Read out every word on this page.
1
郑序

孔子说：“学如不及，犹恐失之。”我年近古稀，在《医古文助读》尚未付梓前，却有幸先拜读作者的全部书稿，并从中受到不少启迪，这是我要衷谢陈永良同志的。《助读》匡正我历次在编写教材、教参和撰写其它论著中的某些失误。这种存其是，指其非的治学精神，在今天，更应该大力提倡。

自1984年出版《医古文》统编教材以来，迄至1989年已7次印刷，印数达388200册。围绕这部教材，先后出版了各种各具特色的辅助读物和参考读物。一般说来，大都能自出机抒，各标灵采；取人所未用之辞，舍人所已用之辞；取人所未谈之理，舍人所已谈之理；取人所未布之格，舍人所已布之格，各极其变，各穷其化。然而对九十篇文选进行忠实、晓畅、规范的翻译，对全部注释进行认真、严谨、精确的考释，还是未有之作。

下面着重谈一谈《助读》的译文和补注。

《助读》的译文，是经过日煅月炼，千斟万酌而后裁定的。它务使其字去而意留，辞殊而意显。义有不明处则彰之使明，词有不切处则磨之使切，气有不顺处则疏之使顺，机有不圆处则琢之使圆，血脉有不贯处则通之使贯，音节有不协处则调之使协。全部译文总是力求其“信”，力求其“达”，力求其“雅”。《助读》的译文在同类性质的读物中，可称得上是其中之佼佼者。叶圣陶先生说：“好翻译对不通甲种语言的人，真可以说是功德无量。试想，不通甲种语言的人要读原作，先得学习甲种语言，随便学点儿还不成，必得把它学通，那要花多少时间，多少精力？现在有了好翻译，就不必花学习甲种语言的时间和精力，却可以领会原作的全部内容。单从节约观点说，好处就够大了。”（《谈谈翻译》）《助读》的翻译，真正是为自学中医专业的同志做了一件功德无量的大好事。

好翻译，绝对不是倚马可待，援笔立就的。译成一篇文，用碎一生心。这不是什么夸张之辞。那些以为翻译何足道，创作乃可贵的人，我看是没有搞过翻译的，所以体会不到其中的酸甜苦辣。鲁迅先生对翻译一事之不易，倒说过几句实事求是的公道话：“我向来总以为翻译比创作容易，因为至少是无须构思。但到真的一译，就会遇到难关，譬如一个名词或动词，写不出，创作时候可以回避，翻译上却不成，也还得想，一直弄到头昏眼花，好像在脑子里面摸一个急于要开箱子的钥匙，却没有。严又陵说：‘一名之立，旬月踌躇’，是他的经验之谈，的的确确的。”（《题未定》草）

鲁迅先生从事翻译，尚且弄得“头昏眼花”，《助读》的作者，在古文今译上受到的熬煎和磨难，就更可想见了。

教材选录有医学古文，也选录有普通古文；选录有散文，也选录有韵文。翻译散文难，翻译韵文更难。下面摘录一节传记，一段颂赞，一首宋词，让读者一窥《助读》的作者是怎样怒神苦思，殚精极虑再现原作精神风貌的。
::::::
◆ **Exercise task**
Return each entry from the material above exactly as it appears.

◆ **Output for this task**
Read out every word on this page.
1
郑序

孔子说：“学如不及，犹恐失之。”我年近古稀，在《医古文助读》尚未付梓前，却有幸先拜读作者的全部书稿，并从中受到不少启迪，这是我要衷谢陈永良同志的。《助读》匡正我历次在编写教材、教参和撰写其它论著中的某些失误。这种存其是，指其非的治学精神，在今天，更应该大力提倡。

自1984年出版《医古文》统编教材以来，迄至1989年已7次印刷，印数达388200册。围绕这部教材，先后出版了各种各具特色的辅助读物和参考读物。一般说来，大都能自出机抒，各标灵采；取人所未用之辞，舍人所已用之辞；取人所未谈之理，舍人所已谈之理；取人所未布之格，舍人所已布之格，各极其变，各穷其化。然而对九十篇文选进行忠实、晓畅、规范的翻译，对全部注释进行认真、严谨、精确的考释，还是未有之作。

下面着重谈一谈《助读》的译文和补注。

《助读》的译文，是经过日煅月炼，千斟万酌而后裁定的。它务使其字去而意留，辞殊而意显。义有不明处则彰之使明，词有不切处则磨之使切，气有不顺处则疏之使顺，机有不圆处则琢之使圆，血脉有不贯处则通之使贯，音节有不协处则调之使协。全部译文总是力求其“信”，力求其“达”，力求其“雅”。《助读》的译文在同类性质的读物中，可称得上是其中之佼佼者。叶圣陶先生说：“好翻译对不通甲种语言的人，真可以说是功德无量。试想，不通甲种语言的人要读原作，先得学习甲种语言，随便学点儿还不成，必得把它学通，那要花多少时间，多少精力？现在有了好翻译，就不必花学习甲种语言的时间和精力，却可以领会原作的全部内容。单从节约观点说，好处就够大了。”（《谈谈翻译》）《助读》的翻译，真正是为自学中医专业的同志做了一件功德无量的大好事。

好翻译，绝对不是倚马可待，援笔立就的。译成一篇文，用碎一生心。这不是什么夸张之辞。那些以为翻译何足道，创作乃可贵的人，我看是没有搞过翻译的，所以体会不到其中的酸甜苦辣。鲁迅先生对翻译一事之不易，倒说过几句实事求是的公道话：“我向来总以为翻译比创作容易，因为至少是无须构思。但到真的一译，就会遇到难关，譬如一个名词或动词，写不出，创作时候可以回避，翻译上却不成，也还得想，一直弄到头昏眼花，好像在脑子里面摸一个急于要开箱子的钥匙，却没有。严又陵说：‘一名之立，旬月踌躇’，是他的经验之谈，的的确确的。”（《题未定》草）

鲁迅先生从事翻译，尚且弄得“头昏眼花”，《助读》的作者，在古文今译上受到的熬煎和磨难，就更可想见了。

教材选录有医学古文，也选录有普通古文；选录有散文，也选录有韵文。翻译散文难，翻译韵文更难。下面摘录一节传记，一段颂赞，一首宋词，让读者一窥《助读》的作者是怎样怒神苦思，殚精极虑再现原作精神风貌的。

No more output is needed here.